** start of Dataset entries **
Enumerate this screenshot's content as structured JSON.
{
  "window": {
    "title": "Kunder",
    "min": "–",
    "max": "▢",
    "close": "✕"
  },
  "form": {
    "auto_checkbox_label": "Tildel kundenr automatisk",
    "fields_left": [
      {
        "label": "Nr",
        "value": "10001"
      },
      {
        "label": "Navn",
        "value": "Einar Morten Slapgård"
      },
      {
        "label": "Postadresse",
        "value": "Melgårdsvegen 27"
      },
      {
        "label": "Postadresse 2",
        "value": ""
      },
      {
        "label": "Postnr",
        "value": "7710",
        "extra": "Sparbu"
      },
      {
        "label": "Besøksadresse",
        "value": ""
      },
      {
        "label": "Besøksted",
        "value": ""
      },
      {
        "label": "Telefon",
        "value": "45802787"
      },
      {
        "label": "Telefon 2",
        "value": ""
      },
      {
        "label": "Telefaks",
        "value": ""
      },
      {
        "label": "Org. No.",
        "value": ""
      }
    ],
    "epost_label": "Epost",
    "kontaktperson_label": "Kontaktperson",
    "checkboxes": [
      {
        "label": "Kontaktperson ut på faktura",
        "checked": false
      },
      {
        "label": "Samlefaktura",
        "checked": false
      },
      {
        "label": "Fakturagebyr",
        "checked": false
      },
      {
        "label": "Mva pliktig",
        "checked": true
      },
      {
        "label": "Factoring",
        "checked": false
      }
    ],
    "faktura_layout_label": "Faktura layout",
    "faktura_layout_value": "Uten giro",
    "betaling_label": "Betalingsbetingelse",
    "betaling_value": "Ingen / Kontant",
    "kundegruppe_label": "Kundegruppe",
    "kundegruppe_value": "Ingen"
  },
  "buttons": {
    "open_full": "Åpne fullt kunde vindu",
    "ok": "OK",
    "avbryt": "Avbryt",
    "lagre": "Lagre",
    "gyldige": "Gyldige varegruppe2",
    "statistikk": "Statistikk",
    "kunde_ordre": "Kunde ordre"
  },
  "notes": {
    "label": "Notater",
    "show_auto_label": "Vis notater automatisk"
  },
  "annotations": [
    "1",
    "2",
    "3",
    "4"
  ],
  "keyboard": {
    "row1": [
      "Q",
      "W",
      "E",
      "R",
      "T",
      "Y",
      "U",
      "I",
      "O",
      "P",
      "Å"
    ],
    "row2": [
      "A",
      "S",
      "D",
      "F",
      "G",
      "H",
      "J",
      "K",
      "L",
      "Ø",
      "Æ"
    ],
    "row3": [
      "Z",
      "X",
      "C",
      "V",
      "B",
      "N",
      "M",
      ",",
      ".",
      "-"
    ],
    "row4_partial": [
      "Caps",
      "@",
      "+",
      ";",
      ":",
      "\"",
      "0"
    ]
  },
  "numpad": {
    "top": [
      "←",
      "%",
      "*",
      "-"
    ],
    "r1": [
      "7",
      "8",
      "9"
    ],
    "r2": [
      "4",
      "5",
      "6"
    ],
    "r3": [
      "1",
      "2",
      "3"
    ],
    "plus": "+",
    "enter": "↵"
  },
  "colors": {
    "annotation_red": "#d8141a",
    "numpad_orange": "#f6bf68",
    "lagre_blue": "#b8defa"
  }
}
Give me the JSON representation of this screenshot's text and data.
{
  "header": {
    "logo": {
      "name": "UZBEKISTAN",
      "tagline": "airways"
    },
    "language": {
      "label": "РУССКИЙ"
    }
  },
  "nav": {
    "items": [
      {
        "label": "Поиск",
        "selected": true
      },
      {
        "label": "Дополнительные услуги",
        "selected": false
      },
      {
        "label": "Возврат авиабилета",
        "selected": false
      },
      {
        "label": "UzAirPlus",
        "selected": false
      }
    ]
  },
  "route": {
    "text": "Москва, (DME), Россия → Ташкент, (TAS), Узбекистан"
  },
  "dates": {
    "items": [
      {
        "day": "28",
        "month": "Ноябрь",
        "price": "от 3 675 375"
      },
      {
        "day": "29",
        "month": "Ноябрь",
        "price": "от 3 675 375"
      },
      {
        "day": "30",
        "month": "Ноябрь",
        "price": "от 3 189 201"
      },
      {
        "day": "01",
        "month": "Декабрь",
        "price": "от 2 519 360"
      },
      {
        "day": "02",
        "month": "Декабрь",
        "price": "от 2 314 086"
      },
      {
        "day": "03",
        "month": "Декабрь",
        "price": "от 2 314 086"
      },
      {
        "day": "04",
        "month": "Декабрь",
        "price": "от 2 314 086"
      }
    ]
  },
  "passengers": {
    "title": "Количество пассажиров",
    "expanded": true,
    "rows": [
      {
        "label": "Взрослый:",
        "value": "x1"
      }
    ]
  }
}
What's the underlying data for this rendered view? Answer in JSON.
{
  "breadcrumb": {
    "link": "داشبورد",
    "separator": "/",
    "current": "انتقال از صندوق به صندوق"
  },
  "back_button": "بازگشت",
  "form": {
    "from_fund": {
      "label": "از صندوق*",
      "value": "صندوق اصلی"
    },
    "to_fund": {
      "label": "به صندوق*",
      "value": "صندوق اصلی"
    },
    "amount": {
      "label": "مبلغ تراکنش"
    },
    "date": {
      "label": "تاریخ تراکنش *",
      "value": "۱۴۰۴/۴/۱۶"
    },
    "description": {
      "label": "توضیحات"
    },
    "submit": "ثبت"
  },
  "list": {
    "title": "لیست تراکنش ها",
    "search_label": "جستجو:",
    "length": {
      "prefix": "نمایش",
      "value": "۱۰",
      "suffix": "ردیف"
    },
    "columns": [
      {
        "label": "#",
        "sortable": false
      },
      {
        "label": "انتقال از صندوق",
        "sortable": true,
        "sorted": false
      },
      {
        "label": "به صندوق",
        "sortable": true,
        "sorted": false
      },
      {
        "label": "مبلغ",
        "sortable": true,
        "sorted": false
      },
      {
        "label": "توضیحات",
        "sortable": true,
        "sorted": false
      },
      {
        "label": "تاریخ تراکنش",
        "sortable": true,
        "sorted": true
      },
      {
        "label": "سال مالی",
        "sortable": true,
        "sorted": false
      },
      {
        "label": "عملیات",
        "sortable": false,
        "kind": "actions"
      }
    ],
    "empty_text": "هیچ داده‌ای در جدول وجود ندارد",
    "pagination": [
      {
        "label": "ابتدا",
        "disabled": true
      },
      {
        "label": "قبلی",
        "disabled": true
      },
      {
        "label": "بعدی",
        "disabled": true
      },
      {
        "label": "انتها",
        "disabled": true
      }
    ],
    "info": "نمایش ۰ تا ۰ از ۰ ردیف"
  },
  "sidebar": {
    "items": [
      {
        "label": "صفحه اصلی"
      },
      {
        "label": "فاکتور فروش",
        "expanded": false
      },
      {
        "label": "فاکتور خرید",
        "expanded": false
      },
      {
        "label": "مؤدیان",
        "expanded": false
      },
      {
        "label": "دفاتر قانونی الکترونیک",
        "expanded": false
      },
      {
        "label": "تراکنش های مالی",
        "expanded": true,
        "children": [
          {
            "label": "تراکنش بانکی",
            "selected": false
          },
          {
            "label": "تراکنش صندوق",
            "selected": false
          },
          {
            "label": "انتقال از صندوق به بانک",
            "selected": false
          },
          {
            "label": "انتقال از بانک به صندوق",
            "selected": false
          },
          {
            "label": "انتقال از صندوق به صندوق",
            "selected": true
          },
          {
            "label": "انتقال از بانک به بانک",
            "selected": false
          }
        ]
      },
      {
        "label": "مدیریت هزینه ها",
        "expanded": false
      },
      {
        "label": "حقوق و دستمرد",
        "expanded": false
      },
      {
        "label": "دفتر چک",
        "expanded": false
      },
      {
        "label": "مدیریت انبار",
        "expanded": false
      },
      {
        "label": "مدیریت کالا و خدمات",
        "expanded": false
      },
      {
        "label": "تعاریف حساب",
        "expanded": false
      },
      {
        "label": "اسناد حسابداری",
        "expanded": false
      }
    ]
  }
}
** end of Dataset entries **
◆ Stated exercise
Write out the data again, exactly and in full.

◆ Task output
Enumerate this screenshot's content as structured JSON.
{
  "window": {
    "title": "Kunder",
    "min": "–",
    "max": "▢",
    "close": "✕"
  },
  "form": {
    "auto_checkbox_label": "Tildel kundenr automatisk",
    "fields_left": [
      {
        "label": "Nr",
        "value": "10001"
      },
      {
        "label": "Navn",
        "value": "Einar Morten Slapgård"
      },
      {
        "label": "Postadresse",
        "value": "Melgårdsvegen 27"
      },
      {
        "label": "Postadresse 2",
        "value": ""
      },
      {
        "label": "Postnr",
        "value": "7710",
        "extra": "Sparbu"
      },
      {
        "label": "Besøksadresse",
        "value": ""
      },
      {
        "label": "Besøksted",
        "value": ""
      },
      {
        "label": "Telefon",
        "value": "45802787"
      },
      {
        "label": "Telefon 2",
        "value": ""
      },
      {
        "label": "Telefaks",
        "value": ""
      },
      {
        "label": "Org. No.",
        "value": ""
      }
    ],
    "epost_label": "Epost",
    "kontaktperson_label": "Kontaktperson",
    "checkboxes": [
      {
        "label": "Kontaktperson ut på faktura",
        "checked": false
      },
      {
        "label": "Samlefaktura",
        "checked": false
      },
      {
        "label": "Fakturagebyr",
        "checked": false
      },
      {
        "label": "Mva pliktig",
        "checked": true
      },
      {
        "label": "Factoring",
        "checked": false
      }
    ],
    "faktura_layout_label": "Faktura layout",
    "faktura_layout_value": "Uten giro",
    "betaling_label": "Betalingsbetingelse",
    "betaling_value": "Ingen / Kontant",
    "kundegruppe_label": "Kundegruppe",
    "kundegruppe_value": "Ingen"
  },
  "buttons": {
    "open_full": "Åpne fullt kunde vindu",
    "ok": "OK",
    "avbryt": "Avbryt",
    "lagre": "Lagre",
    "gyldige": "Gyldige varegruppe2",
    "statistikk": "Statistikk",
    "kunde_ordre": "Kunde ordre"
  },
  "notes": {
    "label": "Notater",
    "show_auto_label": "Vis notater automatisk"
  },
  "annotations": [
    "1",
    "2",
    "3",
    "4"
  ],
  "keyboard": {
    "row1": [
      "Q",
      "W",
      "E",
      "R",
      "T",
      "Y",
      "U",
      "I",
      "O",
      "P",
      "Å"
    ],
    "row2": [
      "A",
      "S",
      "D",
      "F",
      "G",
      "H",
      "J",
      "K",
      "L",
      "Ø",
      "Æ"
    ],
    "row3": [
      "Z",
      "X",
      "C",
      "V",
      "B",
      "N",
      "M",
      ",",
      ".",
      "-"
    ],
    "row4_partial": [
      "Caps",
      "@",
      "+",
      ";",
      ":",
      "\"",
      "0"
    ]
  },
  "numpad": {
    "top": [
      "←",
      "%",
      "*",
      "-"
    ],
    "r1": [
      "7",
      "8",
      "9"
    ],
    "r2": [
      "4",
      "5",
      "6"
    ],
    "r3": [
      "1",
      "2",
      "3"
    ],
    "plus": "+",
    "enter": "↵"
  },
  "colors": {
    "annotation_red": "#d8141a",
    "numpad_orange": "#f6bf68",
    "lagre_blue": "#b8defa"
  }
}
Give me the JSON representation of this screenshot's text and data.
{
  "header": {
    "logo": {
      "name": "UZBEKISTAN",
      "tagline": "airways"
    },
    "language": {
      "label": "РУССКИЙ"
    }
  },
  "nav": {
    "items": [
      {
        "label": "Поиск",
        "selected": true
      },
      {
        "label": "Дополнительные услуги",
        "selected": false
      },
      {
        "label": "Возврат авиабилета",
        "selected": false
      },
      {
        "label": "UzAirPlus",
        "selected": false
      }
    ]
  },
  "route": {
    "text": "Москва, (DME), Россия → Ташкент, (TAS), Узбекистан"
  },
  "dates": {
    "items": [
      {
        "day": "28",
        "month": "Ноябрь",
        "price": "от 3 675 375"
      },
      {
        "day": "29",
        "month": "Ноябрь",
        "price": "от 3 675 375"
      },
      {
        "day": "30",
        "month": "Ноябрь",
        "price": "от 3 189 201"
      },
      {
        "day": "01",
        "month": "Декабрь",
        "price": "от 2 519 360"
      },
      {
        "day": "02",
        "month": "Декабрь",
        "price": "от 2 314 086"
      },
      {
        "day": "03",
        "month": "Декабрь",
        "price": "от 2 314 086"
      },
      {
        "day": "04",
        "month": "Декабрь",
        "price": "от 2 314 086"
      }
    ]
  },
  "passengers": {
    "title": "Количество пассажиров",
    "expanded": true,
    "rows": [
      {
        "label": "Взрослый:",
        "value": "x1"
      }
    ]
  }
}
What's the underlying data for this rendered view? Answer in JSON.
{
  "breadcrumb": {
    "link": "داشبورد",
    "separator": "/",
    "current": "انتقال از صندوق به صندوق"
  },
  "back_button": "بازگشت",
  "form": {
    "from_fund": {
      "label": "از صندوق*",
      "value": "صندوق اصلی"
    },
    "to_fund": {
      "label": "به صندوق*",
      "value": "صندوق اصلی"
    },
    "amount": {
      "label": "مبلغ تراکنش"
    },
    "date": {
      "label": "تاریخ تراکنش *",
      "value": "۱۴۰۴/۴/۱۶"
    },
    "description": {
      "label": "توضیحات"
    },
    "submit": "ثبت"
  },
  "list": {
    "title": "لیست تراکنش ها",
    "search_label": "جستجو:",
    "length": {
      "prefix": "نمایش",
      "value": "۱۰",
      "suffix": "ردیف"
    },
    "columns": [
      {
        "label": "#",
        "sortable": false
      },
      {
        "label": "انتقال از صندوق",
        "sortable": true,
        "sorted": false
      },
      {
        "label": "به صندوق",
        "sortable": true,
        "sorted": false
      },
      {
        "label": "مبلغ",
        "sortable": true,
        "sorted": false
      },
      {
        "label": "توضیحات",
        "sortable": true,
        "sorted": false
      },
      {
        "label": "تاریخ تراکنش",
        "sortable": true,
        "sorted": true
      },
      {
        "label": "سال مالی",
        "sortable": true,
        "sorted": false
      },
      {
        "label": "عملیات",
        "sortable": false,
        "kind": "actions"
      }
    ],
    "empty_text": "هیچ داده‌ای در جدول وجود ندارد",
    "pagination": [
      {
        "label": "ابتدا",
        "disabled": true
      },
      {
        "label": "قبلی",
        "disabled": true
      },
      {
        "label": "بعدی",
        "disabled": true
      },
      {
        "label": "انتها",
        "disabled": true
      }
    ],
    "info": "نمایش ۰ تا ۰ از ۰ ردیف"
  },
  "sidebar": {
    "items": [
      {
        "label": "صفحه اصلی"
      },
      {
        "label": "فاکتور فروش",
        "expanded": false
      },
      {
        "label": "فاکتور خرید",
        "expanded": false
      },
      {
        "label": "مؤدیان",
        "expanded": false
      },
      {
        "label": "دفاتر قانونی الکترونیک",
        "expanded": false
      },
      {
        "label": "تراکنش های مالی",
        "expanded": true,
        "children": [
          {
            "label": "تراکنش بانکی",
            "selected": false
          },
          {
            "label": "تراکنش صندوق",
            "selected": false
          },
          {
            "label": "انتقال از صندوق به بانک",
            "selected": false
          },
          {
            "label": "انتقال از بانک به صندوق",
            "selected": false
          },
          {
            "label": "انتقال از صندوق به صندوق",
            "selected": true
          },
          {
            "label": "انتقال از بانک به بانک",
            "selected": false
          }
        ]
      },
      {
        "label": "مدیریت هزینه ها",
        "expanded": false
      },
      {
        "label": "حقوق و دستمرد",
        "expanded": false
      },
      {
        "label": "دفتر چک",
        "expanded": false
      },
      {
        "label": "مدیریت انبار",
        "expanded": false
      },
      {
        "label": "مدیریت کالا و خدمات",
        "expanded": false
      },
      {
        "label": "تعاریف حساب",
        "expanded": false
      },
      {
        "label": "اسناد حسابداری",
        "expanded": false
      }
    ]
  }
}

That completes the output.